───── SUPPLIED MATERIAL

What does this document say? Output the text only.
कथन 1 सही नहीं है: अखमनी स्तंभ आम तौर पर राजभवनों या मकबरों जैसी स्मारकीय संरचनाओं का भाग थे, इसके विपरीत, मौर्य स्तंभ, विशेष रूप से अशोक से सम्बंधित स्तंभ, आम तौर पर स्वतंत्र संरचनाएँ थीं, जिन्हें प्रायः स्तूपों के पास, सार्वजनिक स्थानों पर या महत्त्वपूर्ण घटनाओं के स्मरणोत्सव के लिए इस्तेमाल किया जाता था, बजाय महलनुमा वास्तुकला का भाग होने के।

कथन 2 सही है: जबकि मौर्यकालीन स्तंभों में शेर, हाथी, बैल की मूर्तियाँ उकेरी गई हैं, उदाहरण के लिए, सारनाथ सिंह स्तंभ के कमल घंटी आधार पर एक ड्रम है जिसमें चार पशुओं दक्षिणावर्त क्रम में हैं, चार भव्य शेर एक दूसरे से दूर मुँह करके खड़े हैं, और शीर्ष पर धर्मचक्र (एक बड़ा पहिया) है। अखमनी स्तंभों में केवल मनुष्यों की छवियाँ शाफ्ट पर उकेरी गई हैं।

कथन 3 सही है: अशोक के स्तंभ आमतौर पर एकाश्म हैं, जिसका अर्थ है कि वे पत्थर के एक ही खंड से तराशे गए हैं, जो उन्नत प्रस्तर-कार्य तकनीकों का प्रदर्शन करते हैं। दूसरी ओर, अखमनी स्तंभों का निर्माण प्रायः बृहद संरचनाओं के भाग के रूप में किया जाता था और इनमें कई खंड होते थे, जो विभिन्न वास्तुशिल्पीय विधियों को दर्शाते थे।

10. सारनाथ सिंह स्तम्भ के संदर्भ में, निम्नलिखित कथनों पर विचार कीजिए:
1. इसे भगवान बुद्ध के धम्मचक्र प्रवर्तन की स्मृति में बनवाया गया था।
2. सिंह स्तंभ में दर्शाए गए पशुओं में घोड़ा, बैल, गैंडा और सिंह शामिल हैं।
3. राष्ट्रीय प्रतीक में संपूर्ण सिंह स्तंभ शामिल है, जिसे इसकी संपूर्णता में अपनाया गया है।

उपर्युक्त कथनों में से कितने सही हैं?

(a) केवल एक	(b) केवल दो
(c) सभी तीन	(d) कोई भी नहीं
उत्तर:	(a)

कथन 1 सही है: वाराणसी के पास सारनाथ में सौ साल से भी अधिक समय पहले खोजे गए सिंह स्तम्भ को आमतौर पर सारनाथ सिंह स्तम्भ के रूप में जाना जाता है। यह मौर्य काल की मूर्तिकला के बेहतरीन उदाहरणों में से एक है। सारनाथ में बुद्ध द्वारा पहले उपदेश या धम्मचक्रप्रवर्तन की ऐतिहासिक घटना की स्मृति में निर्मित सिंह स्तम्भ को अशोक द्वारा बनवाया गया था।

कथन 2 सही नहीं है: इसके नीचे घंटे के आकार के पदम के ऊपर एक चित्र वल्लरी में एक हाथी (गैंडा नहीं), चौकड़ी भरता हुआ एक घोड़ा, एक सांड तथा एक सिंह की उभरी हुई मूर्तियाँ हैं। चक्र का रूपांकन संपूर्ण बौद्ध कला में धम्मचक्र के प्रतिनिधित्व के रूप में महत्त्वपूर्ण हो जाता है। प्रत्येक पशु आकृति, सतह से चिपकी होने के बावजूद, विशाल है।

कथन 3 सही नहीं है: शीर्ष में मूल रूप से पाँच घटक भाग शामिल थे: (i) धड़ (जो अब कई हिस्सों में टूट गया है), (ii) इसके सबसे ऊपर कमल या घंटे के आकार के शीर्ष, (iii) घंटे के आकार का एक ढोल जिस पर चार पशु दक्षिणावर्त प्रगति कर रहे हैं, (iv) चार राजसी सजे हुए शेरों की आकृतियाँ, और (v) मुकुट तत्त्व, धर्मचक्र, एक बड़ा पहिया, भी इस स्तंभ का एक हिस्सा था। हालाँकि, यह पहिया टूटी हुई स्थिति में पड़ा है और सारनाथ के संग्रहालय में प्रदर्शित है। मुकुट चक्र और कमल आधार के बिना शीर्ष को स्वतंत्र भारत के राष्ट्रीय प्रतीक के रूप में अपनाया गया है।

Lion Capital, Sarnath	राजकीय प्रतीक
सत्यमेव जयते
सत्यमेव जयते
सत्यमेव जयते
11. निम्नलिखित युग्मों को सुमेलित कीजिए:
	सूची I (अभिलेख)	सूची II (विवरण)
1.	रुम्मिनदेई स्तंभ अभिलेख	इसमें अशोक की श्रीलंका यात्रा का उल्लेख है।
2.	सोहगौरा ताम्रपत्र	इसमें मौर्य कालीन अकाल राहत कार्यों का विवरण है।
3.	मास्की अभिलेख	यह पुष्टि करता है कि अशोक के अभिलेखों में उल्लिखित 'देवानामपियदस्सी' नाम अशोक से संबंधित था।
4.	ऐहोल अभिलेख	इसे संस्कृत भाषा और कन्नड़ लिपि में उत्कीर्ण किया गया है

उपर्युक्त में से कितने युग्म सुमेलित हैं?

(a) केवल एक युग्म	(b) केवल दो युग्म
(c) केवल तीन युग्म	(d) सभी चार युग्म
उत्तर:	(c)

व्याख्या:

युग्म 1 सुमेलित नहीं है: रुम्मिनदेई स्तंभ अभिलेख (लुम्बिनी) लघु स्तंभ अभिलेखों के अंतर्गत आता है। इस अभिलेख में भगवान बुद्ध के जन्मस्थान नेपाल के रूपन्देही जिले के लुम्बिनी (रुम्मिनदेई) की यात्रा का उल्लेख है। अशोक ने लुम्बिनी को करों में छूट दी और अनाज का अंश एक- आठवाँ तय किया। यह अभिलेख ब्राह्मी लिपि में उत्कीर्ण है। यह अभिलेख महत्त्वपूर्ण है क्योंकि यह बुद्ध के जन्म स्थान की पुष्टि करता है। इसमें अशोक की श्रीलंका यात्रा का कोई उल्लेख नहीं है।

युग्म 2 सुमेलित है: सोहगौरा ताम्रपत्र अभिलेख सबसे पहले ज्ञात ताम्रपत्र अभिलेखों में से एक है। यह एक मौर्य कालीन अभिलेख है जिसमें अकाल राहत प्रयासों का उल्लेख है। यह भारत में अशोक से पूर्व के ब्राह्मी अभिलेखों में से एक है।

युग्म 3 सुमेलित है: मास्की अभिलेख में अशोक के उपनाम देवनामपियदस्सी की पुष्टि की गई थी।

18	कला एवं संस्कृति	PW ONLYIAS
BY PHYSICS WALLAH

──────────

▸ **WORK TO COMPLETE**
Where a line above holds the string "अखमन", show that line.

▸ **PROBLEM SOLUTION**
कथन 1 सही नहीं है: अखमनी स्तंभ आम तौर पर राजभवनों या मकबरों जैसी स्मारकीय संरचनाओं का भाग थे, इसके विपरीत, मौर्य स्तंभ, विशेष रूप से अशोक से सम्बंधित स्तंभ, आम तौर पर स्वतंत्र संरचनाएँ थीं, जिन्हें प्रायः स्तूपों के पास, सार्वजनिक स्थानों पर या महत्त्वपूर्ण घटनाओं के स्मरणोत्सव के लिए इस्तेमाल किया जाता था, बजाय महलनुमा वास्तुकला का भाग होने के।
कथन 2 सही है: जबकि मौर्यकालीन स्तंभों में शेर, हाथी, बैल की मूर्तियाँ उकेरी गई हैं, उदाहरण के लिए, सारनाथ सिंह स्तंभ के कमल घंटी आधार पर एक ड्रम है जिसमें चार पशुओं दक्षिणावर्त क्रम में हैं, चार भव्य शेर एक दूसरे से दूर मुँह करके खड़े हैं, और शीर्ष पर धर्मचक्र (एक बड़ा पहिया) है। अखमनी स्तंभों में केवल मनुष्यों की छवियाँ शाफ्ट पर उकेरी गई हैं।
कथन 3 सही है: अशोक के स्तंभ आमतौर पर एकाश्म हैं, जिसका अर्थ है कि वे पत्थर के एक ही खंड से तराशे गए हैं, जो उन्नत प्रस्तर-कार्य तकनीकों का प्रदर्शन करते हैं। दूसरी ओर, अखमनी स्तंभों का निर्माण प्रायः बृहद संरचनाओं के भाग के रूप में किया जाता था और इनमें कई खंड होते थे, जो विभिन्न वास्तुशिल्पीय विधियों को दर्शाते थे।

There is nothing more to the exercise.